» Given task
All the records that follow need to be reproduced exactly. Omit the images.

» Input material
-- BEGIN --

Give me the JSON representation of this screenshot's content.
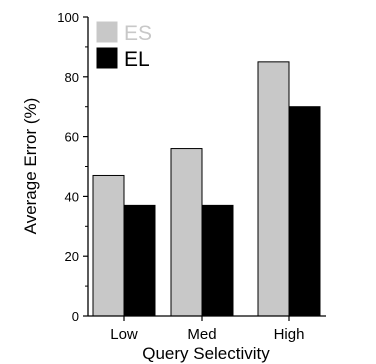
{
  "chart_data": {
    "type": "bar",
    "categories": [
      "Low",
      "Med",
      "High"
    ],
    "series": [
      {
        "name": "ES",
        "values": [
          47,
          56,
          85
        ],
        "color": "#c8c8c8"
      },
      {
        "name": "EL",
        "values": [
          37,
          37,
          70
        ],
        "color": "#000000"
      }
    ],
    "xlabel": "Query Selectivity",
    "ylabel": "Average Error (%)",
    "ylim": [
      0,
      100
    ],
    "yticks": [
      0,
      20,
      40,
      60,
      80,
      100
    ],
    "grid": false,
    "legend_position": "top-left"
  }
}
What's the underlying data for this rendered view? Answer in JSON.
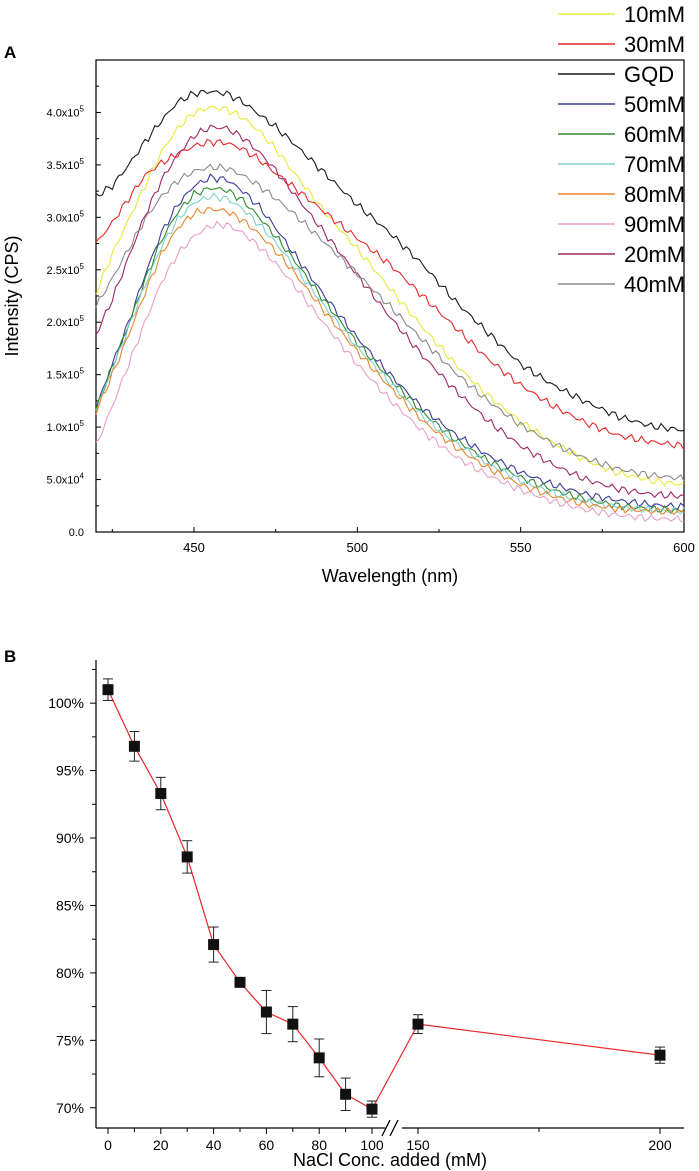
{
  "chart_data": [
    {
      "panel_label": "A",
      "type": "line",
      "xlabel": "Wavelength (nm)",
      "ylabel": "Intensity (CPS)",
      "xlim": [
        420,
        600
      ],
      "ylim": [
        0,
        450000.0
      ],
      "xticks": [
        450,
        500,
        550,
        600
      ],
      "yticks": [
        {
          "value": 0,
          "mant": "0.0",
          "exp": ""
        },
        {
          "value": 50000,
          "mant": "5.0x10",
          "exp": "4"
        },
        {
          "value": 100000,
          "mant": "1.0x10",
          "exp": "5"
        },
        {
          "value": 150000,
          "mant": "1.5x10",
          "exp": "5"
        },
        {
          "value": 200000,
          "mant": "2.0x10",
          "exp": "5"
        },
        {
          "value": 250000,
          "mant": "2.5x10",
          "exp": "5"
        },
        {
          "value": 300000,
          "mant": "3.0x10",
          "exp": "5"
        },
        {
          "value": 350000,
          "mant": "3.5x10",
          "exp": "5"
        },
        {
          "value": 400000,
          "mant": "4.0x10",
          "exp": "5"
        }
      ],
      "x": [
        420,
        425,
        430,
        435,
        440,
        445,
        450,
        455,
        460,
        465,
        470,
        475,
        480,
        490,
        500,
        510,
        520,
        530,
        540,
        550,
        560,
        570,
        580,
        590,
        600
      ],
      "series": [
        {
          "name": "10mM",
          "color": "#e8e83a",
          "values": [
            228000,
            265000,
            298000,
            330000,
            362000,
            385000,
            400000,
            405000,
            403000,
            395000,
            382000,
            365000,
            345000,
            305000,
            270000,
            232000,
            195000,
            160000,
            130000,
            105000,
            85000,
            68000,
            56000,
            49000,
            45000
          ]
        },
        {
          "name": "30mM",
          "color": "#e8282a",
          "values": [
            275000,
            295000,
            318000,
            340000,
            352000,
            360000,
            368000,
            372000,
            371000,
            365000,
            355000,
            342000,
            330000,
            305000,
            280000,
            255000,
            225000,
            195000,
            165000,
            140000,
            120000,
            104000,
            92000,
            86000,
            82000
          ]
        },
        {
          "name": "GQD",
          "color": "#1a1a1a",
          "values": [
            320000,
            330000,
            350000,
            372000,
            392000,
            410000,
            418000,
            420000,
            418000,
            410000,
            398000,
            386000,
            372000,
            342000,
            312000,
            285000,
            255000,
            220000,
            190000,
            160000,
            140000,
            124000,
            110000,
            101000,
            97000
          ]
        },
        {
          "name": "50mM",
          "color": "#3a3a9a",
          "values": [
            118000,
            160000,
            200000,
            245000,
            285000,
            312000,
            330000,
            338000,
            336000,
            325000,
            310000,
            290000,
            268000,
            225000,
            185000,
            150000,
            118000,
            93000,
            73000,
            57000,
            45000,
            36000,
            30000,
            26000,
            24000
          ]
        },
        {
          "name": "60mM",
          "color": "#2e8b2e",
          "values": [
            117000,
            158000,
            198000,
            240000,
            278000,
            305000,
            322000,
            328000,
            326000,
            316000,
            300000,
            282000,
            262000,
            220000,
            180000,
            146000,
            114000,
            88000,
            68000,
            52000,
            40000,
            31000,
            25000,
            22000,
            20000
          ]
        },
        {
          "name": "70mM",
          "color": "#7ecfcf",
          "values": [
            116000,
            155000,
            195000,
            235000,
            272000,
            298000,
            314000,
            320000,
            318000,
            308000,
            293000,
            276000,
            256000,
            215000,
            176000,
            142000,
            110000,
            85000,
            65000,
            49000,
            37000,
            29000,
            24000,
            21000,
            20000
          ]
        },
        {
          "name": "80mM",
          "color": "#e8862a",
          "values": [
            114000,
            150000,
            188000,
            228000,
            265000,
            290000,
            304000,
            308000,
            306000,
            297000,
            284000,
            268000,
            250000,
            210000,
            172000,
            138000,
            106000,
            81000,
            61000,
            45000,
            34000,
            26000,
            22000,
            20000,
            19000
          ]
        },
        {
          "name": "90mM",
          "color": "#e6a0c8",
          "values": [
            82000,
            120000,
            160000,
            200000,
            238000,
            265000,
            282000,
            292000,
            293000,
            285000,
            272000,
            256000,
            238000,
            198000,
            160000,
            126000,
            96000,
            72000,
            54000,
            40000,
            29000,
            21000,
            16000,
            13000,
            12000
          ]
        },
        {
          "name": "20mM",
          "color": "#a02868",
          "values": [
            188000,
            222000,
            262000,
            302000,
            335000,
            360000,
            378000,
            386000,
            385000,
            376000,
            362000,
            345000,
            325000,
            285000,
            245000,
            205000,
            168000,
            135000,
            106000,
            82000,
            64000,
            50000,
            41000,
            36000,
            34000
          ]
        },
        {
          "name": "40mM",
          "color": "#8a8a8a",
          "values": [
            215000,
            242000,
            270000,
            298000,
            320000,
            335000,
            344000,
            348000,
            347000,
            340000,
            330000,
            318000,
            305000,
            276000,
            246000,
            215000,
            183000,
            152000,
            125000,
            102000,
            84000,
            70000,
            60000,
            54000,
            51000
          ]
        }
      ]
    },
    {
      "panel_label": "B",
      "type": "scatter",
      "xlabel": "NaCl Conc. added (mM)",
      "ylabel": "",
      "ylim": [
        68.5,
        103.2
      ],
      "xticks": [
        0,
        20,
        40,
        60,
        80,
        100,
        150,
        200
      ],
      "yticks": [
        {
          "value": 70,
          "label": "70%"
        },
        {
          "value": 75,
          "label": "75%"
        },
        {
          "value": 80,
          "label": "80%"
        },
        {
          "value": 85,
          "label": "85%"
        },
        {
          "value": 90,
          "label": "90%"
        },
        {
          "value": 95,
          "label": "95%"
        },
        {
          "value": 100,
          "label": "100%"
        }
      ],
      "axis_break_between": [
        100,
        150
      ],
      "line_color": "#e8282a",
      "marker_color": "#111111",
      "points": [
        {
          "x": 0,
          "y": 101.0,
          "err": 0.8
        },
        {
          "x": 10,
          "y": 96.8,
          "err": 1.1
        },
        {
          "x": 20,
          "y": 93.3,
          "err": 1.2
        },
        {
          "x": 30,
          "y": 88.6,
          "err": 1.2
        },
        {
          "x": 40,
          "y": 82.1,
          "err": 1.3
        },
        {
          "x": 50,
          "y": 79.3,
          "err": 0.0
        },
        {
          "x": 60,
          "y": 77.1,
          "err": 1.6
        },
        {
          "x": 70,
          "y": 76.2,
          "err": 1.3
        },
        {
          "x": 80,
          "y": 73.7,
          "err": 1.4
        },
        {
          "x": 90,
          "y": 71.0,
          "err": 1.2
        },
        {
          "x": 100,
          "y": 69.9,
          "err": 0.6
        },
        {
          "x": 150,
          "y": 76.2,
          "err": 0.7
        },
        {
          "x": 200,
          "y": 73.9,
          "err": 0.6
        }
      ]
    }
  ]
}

-- END --

» Written answer
Give me the JSON representation of this screenshot's content.
{
  "chart_data": {
    "type": "bar",
    "categories": [
      "Low",
      "Med",
      "High"
    ],
    "series": [
      {
        "name": "ES",
        "values": [
          47,
          56,
          85
        ],
        "color": "#c8c8c8"
      },
      {
        "name": "EL",
        "values": [
          37,
          37,
          70
        ],
        "color": "#000000"
      }
    ],
    "xlabel": "Query Selectivity",
    "ylabel": "Average Error (%)",
    "ylim": [
      0,
      100
    ],
    "yticks": [
      0,
      20,
      40,
      60,
      80,
      100
    ],
    "grid": false,
    "legend_position": "top-left"
  }
}
What's the underlying data for this rendered view? Answer in JSON.
{
  "chart_data": [
    {
      "panel_label": "A",
      "type": "line",
      "xlabel": "Wavelength (nm)",
      "ylabel": "Intensity (CPS)",
      "xlim": [
        420,
        600
      ],
      "ylim": [
        0,
        450000.0
      ],
      "xticks": [
        450,
        500,
        550,
        600
      ],
      "yticks": [
        {
          "value": 0,
          "mant": "0.0",
          "exp": ""
        },
        {
          "value": 50000,
          "mant": "5.0x10",
          "exp": "4"
        },
        {
          "value": 100000,
          "mant": "1.0x10",
          "exp": "5"
        },
        {
          "value": 150000,
          "mant": "1.5x10",
          "exp": "5"
        },
        {
          "value": 200000,
          "mant": "2.0x10",
          "exp": "5"
        },
        {
          "value": 250000,
          "mant": "2.5x10",
          "exp": "5"
        },
        {
          "value": 300000,
          "mant": "3.0x10",
          "exp": "5"
        },
        {
          "value": 350000,
          "mant": "3.5x10",
          "exp": "5"
        },
        {
          "value": 400000,
          "mant": "4.0x10",
          "exp": "5"
        }
      ],
      "x": [
        420,
        425,
        430,
        435,
        440,
        445,
        450,
        455,
        460,
        465,
        470,
        475,
        480,
        490,
        500,
        510,
        520,
        530,
        540,
        550,
        560,
        570,
        580,
        590,
        600
      ],
      "series": [
        {
          "name": "10mM",
          "color": "#e8e83a",
          "values": [
            228000,
            265000,
            298000,
            330000,
            362000,
            385000,
            400000,
            405000,
            403000,
            395000,
            382000,
            365000,
            345000,
            305000,
            270000,
            232000,
            195000,
            160000,
            130000,
            105000,
            85000,
            68000,
            56000,
            49000,
            45000
          ]
        },
        {
          "name": "30mM",
          "color": "#e8282a",
          "values": [
            275000,
            295000,
            318000,
            340000,
            352000,
            360000,
            368000,
            372000,
            371000,
            365000,
            355000,
            342000,
            330000,
            305000,
            280000,
            255000,
            225000,
            195000,
            165000,
            140000,
            120000,
            104000,
            92000,
            86000,
            82000
          ]
        },
        {
          "name": "GQD",
          "color": "#1a1a1a",
          "values": [
            320000,
            330000,
            350000,
            372000,
            392000,
            410000,
            418000,
            420000,
            418000,
            410000,
            398000,
            386000,
            372000,
            342000,
            312000,
            285000,
            255000,
            220000,
            190000,
            160000,
            140000,
            124000,
            110000,
            101000,
            97000
          ]
        },
        {
          "name": "50mM",
          "color": "#3a3a9a",
          "values": [
            118000,
            160000,
            200000,
            245000,
            285000,
            312000,
            330000,
            338000,
            336000,
            325000,
            310000,
            290000,
            268000,
            225000,
            185000,
            150000,
            118000,
            93000,
            73000,
            57000,
            45000,
            36000,
            30000,
            26000,
            24000
          ]
        },
        {
          "name": "60mM",
          "color": "#2e8b2e",
          "values": [
            117000,
            158000,
            198000,
            240000,
            278000,
            305000,
            322000,
            328000,
            326000,
            316000,
            300000,
            282000,
            262000,
            220000,
            180000,
            146000,
            114000,
            88000,
            68000,
            52000,
            40000,
            31000,
            25000,
            22000,
            20000
          ]
        },
        {
          "name": "70mM",
          "color": "#7ecfcf",
          "values": [
            116000,
            155000,
            195000,
            235000,
            272000,
            298000,
            314000,
            320000,
            318000,
            308000,
            293000,
            276000,
            256000,
            215000,
            176000,
            142000,
            110000,
            85000,
            65000,
            49000,
            37000,
            29000,
            24000,
            21000,
            20000
          ]
        },
        {
          "name": "80mM",
          "color": "#e8862a",
          "values": [
            114000,
            150000,
            188000,
            228000,
            265000,
            290000,
            304000,
            308000,
            306000,
            297000,
            284000,
            268000,
            250000,
            210000,
            172000,
            138000,
            106000,
            81000,
            61000,
            45000,
            34000,
            26000,
            22000,
            20000,
            19000
          ]
        },
        {
          "name": "90mM",
          "color": "#e6a0c8",
          "values": [
            82000,
            120000,
            160000,
            200000,
            238000,
            265000,
            282000,
            292000,
            293000,
            285000,
            272000,
            256000,
            238000,
            198000,
            160000,
            126000,
            96000,
            72000,
            54000,
            40000,
            29000,
            21000,
            16000,
            13000,
            12000
          ]
        },
        {
          "name": "20mM",
          "color": "#a02868",
          "values": [
            188000,
            222000,
            262000,
            302000,
            335000,
            360000,
            378000,
            386000,
            385000,
            376000,
            362000,
            345000,
            325000,
            285000,
            245000,
            205000,
            168000,
            135000,
            106000,
            82000,
            64000,
            50000,
            41000,
            36000,
            34000
          ]
        },
        {
          "name": "40mM",
          "color": "#8a8a8a",
          "values": [
            215000,
            242000,
            270000,
            298000,
            320000,
            335000,
            344000,
            348000,
            347000,
            340000,
            330000,
            318000,
            305000,
            276000,
            246000,
            215000,
            183000,
            152000,
            125000,
            102000,
            84000,
            70000,
            60000,
            54000,
            51000
          ]
        }
      ]
    },
    {
      "panel_label": "B",
      "type": "scatter",
      "xlabel": "NaCl Conc. added (mM)",
      "ylabel": "",
      "ylim": [
        68.5,
        103.2
      ],
      "xticks": [
        0,
        20,
        40,
        60,
        80,
        100,
        150,
        200
      ],
      "yticks": [
        {
          "value": 70,
          "label": "70%"
        },
        {
          "value": 75,
          "label": "75%"
        },
        {
          "value": 80,
          "label": "80%"
        },
        {
          "value": 85,
          "label": "85%"
        },
        {
          "value": 90,
          "label": "90%"
        },
        {
          "value": 95,
          "label": "95%"
        },
        {
          "value": 100,
          "label": "100%"
        }
      ],
      "axis_break_between": [
        100,
        150
      ],
      "line_color": "#e8282a",
      "marker_color": "#111111",
      "points": [
        {
          "x": 0,
          "y": 101.0,
          "err": 0.8
        },
        {
          "x": 10,
          "y": 96.8,
          "err": 1.1
        },
        {
          "x": 20,
          "y": 93.3,
          "err": 1.2
        },
        {
          "x": 30,
          "y": 88.6,
          "err": 1.2
        },
        {
          "x": 40,
          "y": 82.1,
          "err": 1.3
        },
        {
          "x": 50,
          "y": 79.3,
          "err": 0.0
        },
        {
          "x": 60,
          "y": 77.1,
          "err": 1.6
        },
        {
          "x": 70,
          "y": 76.2,
          "err": 1.3
        },
        {
          "x": 80,
          "y": 73.7,
          "err": 1.4
        },
        {
          "x": 90,
          "y": 71.0,
          "err": 1.2
        },
        {
          "x": 100,
          "y": 69.9,
          "err": 0.6
        },
        {
          "x": 150,
          "y": 76.2,
          "err": 0.7
        },
        {
          "x": 200,
          "y": 73.9,
          "err": 0.6
        }
      ]
    }
  ]
}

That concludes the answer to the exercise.